=== Written request ===
Filter this material down to the lines that hold "после", copying each one.

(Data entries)
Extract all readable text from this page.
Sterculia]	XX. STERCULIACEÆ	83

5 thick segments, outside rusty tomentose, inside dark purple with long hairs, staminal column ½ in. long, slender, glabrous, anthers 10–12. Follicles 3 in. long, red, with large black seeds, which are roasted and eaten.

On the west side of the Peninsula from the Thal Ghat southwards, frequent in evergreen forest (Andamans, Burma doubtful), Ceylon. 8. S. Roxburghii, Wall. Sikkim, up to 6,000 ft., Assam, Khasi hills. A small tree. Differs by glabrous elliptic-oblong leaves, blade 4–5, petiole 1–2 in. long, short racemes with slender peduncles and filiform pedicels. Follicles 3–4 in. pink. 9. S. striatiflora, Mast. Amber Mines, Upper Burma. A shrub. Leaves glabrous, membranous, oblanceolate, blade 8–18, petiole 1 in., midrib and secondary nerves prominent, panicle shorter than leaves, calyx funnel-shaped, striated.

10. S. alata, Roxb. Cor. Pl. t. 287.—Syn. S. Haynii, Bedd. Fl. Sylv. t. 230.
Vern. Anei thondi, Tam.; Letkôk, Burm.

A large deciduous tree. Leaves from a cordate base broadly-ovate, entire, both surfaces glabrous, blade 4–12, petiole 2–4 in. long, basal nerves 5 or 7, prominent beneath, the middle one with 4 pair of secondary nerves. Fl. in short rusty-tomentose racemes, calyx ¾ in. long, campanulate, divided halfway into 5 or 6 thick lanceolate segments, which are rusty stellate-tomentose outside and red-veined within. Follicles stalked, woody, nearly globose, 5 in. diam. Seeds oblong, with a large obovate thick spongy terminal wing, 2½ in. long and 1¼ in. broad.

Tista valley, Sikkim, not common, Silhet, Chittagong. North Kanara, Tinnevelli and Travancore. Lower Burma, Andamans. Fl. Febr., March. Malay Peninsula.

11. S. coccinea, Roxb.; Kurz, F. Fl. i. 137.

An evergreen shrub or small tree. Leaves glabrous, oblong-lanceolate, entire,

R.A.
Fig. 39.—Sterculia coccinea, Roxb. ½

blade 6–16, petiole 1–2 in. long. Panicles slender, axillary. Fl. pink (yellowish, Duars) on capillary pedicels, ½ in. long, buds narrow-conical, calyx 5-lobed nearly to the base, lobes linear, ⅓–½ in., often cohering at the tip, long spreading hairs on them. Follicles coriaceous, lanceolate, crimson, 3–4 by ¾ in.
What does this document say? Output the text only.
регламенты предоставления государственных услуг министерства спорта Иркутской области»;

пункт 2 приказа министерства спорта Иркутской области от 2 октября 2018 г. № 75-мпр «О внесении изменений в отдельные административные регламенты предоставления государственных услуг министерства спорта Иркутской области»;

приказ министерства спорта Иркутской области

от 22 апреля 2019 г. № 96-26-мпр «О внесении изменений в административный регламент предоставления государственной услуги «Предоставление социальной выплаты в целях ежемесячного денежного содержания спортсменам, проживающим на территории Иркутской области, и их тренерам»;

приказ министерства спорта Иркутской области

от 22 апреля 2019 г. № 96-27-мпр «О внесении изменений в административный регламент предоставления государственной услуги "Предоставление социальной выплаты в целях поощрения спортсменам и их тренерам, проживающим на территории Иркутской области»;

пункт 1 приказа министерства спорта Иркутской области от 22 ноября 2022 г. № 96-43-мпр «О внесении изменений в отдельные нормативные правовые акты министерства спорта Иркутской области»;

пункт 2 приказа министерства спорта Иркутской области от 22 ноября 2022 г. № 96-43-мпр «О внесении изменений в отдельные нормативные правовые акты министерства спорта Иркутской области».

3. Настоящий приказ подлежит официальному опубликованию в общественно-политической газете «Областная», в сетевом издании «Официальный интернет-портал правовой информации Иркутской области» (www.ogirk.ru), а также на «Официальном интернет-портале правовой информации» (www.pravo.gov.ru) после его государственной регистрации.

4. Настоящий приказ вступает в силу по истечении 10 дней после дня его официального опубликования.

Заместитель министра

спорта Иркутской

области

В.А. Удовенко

=== Problem solution ===
3. Настоящий приказ подлежит официальному опубликованию в общественно-политической газете «Областная», в сетевом издании «Официальный интернет-портал правовой информации Иркутской области» (www.ogirk.ru), а также на «Официальном интернет-портале правовой информации» (www.pravo.gov.ru) после его государственной регистрации.
4. Настоящий приказ вступает в силу по истечении 10 дней после дня его официального опубликования.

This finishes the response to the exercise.